### What is expected
Search the listing below for "this". Copy each matching line.
* begin Data supplied *
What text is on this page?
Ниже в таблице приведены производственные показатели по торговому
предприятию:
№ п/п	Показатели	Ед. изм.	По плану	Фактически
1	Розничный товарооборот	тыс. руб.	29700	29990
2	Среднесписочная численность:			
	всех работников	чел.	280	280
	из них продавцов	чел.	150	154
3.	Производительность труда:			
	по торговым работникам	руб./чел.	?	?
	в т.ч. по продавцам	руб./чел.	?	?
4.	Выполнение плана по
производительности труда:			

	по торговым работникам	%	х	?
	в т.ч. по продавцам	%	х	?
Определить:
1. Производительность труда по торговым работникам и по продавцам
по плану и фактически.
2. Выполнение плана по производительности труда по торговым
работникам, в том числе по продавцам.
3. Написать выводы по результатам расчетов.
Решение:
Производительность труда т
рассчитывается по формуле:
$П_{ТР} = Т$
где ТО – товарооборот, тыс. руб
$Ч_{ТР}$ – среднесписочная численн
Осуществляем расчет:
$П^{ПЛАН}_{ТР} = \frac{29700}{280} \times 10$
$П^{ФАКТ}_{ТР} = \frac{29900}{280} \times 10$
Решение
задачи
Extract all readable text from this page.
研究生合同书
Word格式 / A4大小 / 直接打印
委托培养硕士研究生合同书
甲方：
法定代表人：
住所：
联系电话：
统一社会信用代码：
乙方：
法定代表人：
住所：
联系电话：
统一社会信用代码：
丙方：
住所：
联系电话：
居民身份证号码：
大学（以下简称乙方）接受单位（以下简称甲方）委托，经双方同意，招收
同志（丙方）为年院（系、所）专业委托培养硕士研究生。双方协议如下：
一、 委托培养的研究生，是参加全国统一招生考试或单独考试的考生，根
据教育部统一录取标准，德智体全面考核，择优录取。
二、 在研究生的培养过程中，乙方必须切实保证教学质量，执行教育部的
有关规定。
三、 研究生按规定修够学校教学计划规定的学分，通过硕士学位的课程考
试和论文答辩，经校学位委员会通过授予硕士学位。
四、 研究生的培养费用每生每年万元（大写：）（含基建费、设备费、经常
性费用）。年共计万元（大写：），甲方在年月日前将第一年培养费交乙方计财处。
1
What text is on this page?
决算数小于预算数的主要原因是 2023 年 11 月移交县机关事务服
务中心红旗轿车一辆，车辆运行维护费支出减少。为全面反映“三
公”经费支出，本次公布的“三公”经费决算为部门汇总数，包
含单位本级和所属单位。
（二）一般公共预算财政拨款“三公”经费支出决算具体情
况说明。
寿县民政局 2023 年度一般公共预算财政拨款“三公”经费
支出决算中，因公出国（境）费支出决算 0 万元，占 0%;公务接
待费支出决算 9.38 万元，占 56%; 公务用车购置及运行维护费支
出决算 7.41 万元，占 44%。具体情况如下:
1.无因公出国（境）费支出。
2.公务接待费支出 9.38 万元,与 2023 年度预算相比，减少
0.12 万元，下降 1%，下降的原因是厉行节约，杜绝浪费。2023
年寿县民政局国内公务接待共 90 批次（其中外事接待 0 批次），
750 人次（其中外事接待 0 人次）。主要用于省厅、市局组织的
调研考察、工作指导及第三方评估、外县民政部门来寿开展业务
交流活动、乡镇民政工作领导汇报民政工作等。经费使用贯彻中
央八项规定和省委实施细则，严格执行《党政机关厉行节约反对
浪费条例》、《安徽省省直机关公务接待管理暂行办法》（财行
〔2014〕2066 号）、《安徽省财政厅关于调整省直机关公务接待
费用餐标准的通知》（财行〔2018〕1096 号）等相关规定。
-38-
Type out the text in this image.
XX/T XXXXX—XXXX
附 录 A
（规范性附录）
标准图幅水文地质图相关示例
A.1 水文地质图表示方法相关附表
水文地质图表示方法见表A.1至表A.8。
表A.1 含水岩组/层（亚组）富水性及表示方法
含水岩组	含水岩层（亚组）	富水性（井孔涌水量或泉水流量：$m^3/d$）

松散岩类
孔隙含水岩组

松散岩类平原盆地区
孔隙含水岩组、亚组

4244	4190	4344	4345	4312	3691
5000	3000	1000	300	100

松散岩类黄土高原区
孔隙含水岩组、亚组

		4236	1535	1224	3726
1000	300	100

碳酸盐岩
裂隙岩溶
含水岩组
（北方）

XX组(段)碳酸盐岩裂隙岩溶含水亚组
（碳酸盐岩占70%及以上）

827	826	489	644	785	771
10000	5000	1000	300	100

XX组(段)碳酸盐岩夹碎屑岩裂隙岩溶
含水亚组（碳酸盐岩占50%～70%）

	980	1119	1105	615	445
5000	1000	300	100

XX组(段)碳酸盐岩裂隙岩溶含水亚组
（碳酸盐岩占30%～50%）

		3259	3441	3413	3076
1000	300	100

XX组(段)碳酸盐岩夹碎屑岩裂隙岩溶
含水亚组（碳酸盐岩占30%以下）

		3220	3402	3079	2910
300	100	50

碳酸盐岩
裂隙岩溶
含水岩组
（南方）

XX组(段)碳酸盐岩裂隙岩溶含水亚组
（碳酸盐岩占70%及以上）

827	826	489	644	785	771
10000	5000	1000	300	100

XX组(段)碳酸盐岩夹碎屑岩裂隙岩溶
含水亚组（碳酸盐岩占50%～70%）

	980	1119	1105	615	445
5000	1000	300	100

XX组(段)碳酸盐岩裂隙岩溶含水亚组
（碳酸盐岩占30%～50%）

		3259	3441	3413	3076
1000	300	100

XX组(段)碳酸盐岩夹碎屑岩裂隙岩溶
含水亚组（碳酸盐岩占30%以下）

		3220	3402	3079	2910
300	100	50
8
* end Data supplied *
### Task response
What text is on this page?
Extract all readable text from this page.
What text is on this page?
Type out the text in this image.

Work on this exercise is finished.